*Challenge*:
Return each entry exactly, omitting nothing.

[A run of records]
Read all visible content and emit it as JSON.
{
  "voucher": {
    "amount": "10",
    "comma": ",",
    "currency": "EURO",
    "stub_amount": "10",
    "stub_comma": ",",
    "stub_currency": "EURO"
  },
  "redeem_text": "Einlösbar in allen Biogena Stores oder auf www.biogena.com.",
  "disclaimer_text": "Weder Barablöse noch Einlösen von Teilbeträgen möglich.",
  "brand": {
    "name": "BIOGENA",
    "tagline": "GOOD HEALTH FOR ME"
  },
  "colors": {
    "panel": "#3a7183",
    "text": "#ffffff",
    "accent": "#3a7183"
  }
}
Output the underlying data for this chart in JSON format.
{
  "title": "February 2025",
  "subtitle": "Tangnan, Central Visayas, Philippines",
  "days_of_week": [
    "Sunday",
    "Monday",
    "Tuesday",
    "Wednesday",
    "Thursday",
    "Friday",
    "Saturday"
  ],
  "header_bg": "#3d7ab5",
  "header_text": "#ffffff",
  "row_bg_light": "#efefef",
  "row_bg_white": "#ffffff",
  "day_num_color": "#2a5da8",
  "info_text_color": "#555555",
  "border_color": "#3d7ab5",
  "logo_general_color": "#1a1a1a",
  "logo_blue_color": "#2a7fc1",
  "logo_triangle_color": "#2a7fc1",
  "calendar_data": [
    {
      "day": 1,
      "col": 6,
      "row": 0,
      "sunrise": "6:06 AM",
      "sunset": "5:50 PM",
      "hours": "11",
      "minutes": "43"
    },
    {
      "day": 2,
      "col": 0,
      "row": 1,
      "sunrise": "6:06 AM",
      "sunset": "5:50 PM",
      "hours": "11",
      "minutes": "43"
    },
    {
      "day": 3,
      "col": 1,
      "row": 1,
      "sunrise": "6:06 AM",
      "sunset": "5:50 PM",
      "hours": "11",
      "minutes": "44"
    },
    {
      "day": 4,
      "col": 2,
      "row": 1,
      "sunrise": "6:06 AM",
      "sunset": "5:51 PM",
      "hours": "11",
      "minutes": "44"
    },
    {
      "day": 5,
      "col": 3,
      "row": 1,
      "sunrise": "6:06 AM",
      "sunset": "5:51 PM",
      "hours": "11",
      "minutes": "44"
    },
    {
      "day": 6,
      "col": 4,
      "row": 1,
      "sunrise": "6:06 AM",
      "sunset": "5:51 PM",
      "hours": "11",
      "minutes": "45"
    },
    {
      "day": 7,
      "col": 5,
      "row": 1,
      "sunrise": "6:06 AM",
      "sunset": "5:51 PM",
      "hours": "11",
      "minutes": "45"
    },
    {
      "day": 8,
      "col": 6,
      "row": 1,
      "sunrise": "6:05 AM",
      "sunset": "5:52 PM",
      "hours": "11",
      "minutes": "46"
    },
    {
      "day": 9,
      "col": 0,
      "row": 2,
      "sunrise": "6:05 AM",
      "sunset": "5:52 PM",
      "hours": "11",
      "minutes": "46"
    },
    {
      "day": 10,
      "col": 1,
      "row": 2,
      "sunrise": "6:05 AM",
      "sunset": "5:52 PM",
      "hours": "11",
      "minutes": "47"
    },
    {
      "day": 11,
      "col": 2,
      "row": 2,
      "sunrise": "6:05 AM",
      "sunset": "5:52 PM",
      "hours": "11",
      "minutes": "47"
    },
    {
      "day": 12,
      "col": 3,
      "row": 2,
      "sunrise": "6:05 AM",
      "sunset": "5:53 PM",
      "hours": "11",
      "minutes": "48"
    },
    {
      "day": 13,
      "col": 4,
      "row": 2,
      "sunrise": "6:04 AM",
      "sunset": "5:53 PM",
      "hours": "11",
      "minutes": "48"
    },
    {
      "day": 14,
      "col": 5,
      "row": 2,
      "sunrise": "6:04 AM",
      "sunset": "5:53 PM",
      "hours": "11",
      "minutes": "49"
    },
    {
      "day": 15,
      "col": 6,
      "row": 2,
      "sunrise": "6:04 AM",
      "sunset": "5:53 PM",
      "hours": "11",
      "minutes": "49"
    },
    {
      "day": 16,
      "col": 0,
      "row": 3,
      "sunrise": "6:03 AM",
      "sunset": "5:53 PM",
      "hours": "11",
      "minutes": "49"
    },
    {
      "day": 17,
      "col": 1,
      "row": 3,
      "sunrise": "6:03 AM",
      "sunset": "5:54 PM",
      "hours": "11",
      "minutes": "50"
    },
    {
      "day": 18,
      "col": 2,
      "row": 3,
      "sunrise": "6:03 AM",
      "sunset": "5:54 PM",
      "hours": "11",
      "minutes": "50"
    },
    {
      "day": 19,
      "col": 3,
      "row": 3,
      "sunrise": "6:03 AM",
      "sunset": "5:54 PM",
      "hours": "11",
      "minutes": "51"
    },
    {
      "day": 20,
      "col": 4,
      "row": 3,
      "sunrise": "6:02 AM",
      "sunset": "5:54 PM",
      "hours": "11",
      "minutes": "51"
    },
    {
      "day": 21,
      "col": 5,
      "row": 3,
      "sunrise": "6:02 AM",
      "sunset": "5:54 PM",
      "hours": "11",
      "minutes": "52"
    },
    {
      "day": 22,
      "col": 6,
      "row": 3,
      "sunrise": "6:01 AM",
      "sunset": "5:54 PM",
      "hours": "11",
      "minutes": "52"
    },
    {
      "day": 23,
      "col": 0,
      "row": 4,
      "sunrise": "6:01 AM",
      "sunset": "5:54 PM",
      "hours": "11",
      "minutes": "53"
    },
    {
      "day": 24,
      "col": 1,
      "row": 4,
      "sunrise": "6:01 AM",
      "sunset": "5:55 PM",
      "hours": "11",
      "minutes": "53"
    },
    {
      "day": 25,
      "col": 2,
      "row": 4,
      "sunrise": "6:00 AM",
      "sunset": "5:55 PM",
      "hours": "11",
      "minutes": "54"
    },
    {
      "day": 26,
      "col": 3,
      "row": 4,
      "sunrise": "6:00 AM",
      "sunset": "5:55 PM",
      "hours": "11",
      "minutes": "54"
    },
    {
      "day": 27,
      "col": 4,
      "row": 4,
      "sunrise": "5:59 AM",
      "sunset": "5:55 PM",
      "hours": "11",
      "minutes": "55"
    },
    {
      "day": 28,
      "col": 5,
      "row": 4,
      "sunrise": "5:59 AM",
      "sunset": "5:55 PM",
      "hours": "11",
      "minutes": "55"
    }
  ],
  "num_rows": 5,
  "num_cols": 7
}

*Answer to this task*:
Read all visible content and emit it as JSON.
{
  "voucher": {
    "amount": "10",
    "comma": ",",
    "currency": "EURO",
    "stub_amount": "10",
    "stub_comma": ",",
    "stub_currency": "EURO"
  },
  "redeem_text": "Einlösbar in allen Biogena Stores oder auf www.biogena.com.",
  "disclaimer_text": "Weder Barablöse noch Einlösen von Teilbeträgen möglich.",
  "brand": {
    "name": "BIOGENA",
    "tagline": "GOOD HEALTH FOR ME"
  },
  "colors": {
    "panel": "#3a7183",
    "text": "#ffffff",
    "accent": "#3a7183"
  }
}
Output the underlying data for this chart in JSON format.
{
  "title": "February 2025",
  "subtitle": "Tangnan, Central Visayas, Philippines",
  "days_of_week": [
    "Sunday",
    "Monday",
    "Tuesday",
    "Wednesday",
    "Thursday",
    "Friday",
    "Saturday"
  ],
  "header_bg": "#3d7ab5",
  "header_text": "#ffffff",
  "row_bg_light": "#efefef",
  "row_bg_white": "#ffffff",
  "day_num_color": "#2a5da8",
  "info_text_color": "#555555",
  "border_color": "#3d7ab5",
  "logo_general_color": "#1a1a1a",
  "logo_blue_color": "#2a7fc1",
  "logo_triangle_color": "#2a7fc1",
  "calendar_data": [
    {
      "day": 1,
      "col": 6,
      "row": 0,
      "sunrise": "6:06 AM",
      "sunset": "5:50 PM",
      "hours": "11",
      "minutes": "43"
    },
    {
      "day": 2,
      "col": 0,
      "row": 1,
      "sunrise": "6:06 AM",
      "sunset": "5:50 PM",
      "hours": "11",
      "minutes": "43"
    },
    {
      "day": 3,
      "col": 1,
      "row": 1,
      "sunrise": "6:06 AM",
      "sunset": "5:50 PM",
      "hours": "11",
      "minutes": "44"
    },
    {
      "day": 4,
      "col": 2,
      "row": 1,
      "sunrise": "6:06 AM",
      "sunset": "5:51 PM",
      "hours": "11",
      "minutes": "44"
    },
    {
      "day": 5,
      "col": 3,
      "row": 1,
      "sunrise": "6:06 AM",
      "sunset": "5:51 PM",
      "hours": "11",
      "minutes": "44"
    },
    {
      "day": 6,
      "col": 4,
      "row": 1,
      "sunrise": "6:06 AM",
      "sunset": "5:51 PM",
      "hours": "11",
      "minutes": "45"
    },
    {
      "day": 7,
      "col": 5,
      "row": 1,
      "sunrise": "6:06 AM",
      "sunset": "5:51 PM",
      "hours": "11",
      "minutes": "45"
    },
    {
      "day": 8,
      "col": 6,
      "row": 1,
      "sunrise": "6:05 AM",
      "sunset": "5:52 PM",
      "hours": "11",
      "minutes": "46"
    },
    {
      "day": 9,
      "col": 0,
      "row": 2,
      "sunrise": "6:05 AM",
      "sunset": "5:52 PM",
      "hours": "11",
      "minutes": "46"
    },
    {
      "day": 10,
      "col": 1,
      "row": 2,
      "sunrise": "6:05 AM",
      "sunset": "5:52 PM",
      "hours": "11",
      "minutes": "47"
    },
    {
      "day": 11,
      "col": 2,
      "row": 2,
      "sunrise": "6:05 AM",
      "sunset": "5:52 PM",
      "hours": "11",
      "minutes": "47"
    },
    {
      "day": 12,
      "col": 3,
      "row": 2,
      "sunrise": "6:05 AM",
      "sunset": "5:53 PM",
      "hours": "11",
      "minutes": "48"
    },
    {
      "day": 13,
      "col": 4,
      "row": 2,
      "sunrise": "6:04 AM",
      "sunset": "5:53 PM",
      "hours": "11",
      "minutes": "48"
    },
    {
      "day": 14,
      "col": 5,
      "row": 2,
      "sunrise": "6:04 AM",
      "sunset": "5:53 PM",
      "hours": "11",
      "minutes": "49"
    },
    {
      "day": 15,
      "col": 6,
      "row": 2,
      "sunrise": "6:04 AM",
      "sunset": "5:53 PM",
      "hours": "11",
      "minutes": "49"
    },
    {
      "day": 16,
      "col": 0,
      "row": 3,
      "sunrise": "6:03 AM",
      "sunset": "5:53 PM",
      "hours": "11",
      "minutes": "49"
    },
    {
      "day": 17,
      "col": 1,
      "row": 3,
      "sunrise": "6:03 AM",
      "sunset": "5:54 PM",
      "hours": "11",
      "minutes": "50"
    },
    {
      "day": 18,
      "col": 2,
      "row": 3,
      "sunrise": "6:03 AM",
      "sunset": "5:54 PM",
      "hours": "11",
      "minutes": "50"
    },
    {
      "day": 19,
      "col": 3,
      "row": 3,
      "sunrise": "6:03 AM",
      "sunset": "5:54 PM",
      "hours": "11",
      "minutes": "51"
    },
    {
      "day": 20,
      "col": 4,
      "row": 3,
      "sunrise": "6:02 AM",
      "sunset": "5:54 PM",
      "hours": "11",
      "minutes": "51"
    },
    {
      "day": 21,
      "col": 5,
      "row": 3,
      "sunrise": "6:02 AM",
      "sunset": "5:54 PM",
      "hours": "11",
      "minutes": "52"
    },
    {
      "day": 22,
      "col": 6,
      "row": 3,
      "sunrise": "6:01 AM",
      "sunset": "5:54 PM",
      "hours": "11",
      "minutes": "52"
    },
    {
      "day": 23,
      "col": 0,
      "row": 4,
      "sunrise": "6:01 AM",
      "sunset": "5:54 PM",
      "hours": "11",
      "minutes": "53"
    },
    {
      "day": 24,
      "col": 1,
      "row": 4,
      "sunrise": "6:01 AM",
      "sunset": "5:55 PM",
      "hours": "11",
      "minutes": "53"
    },
    {
      "day": 25,
      "col": 2,
      "row": 4,
      "sunrise": "6:00 AM",
      "sunset": "5:55 PM",
      "hours": "11",
      "minutes": "54"
    },
    {
      "day": 26,
      "col": 3,
      "row": 4,
      "sunrise": "6:00 AM",
      "sunset": "5:55 PM",
      "hours": "11",
      "minutes": "54"
    },
    {
      "day": 27,
      "col": 4,
      "row": 4,
      "sunrise": "5:59 AM",
      "sunset": "5:55 PM",
      "hours": "11",
      "minutes": "55"
    },
    {
      "day": 28,
      "col": 5,
      "row": 4,
      "sunrise": "5:59 AM",
      "sunset": "5:55 PM",
      "hours": "11",
      "minutes": "55"
    }
  ],
  "num_rows": 5,
  "num_cols": 7
}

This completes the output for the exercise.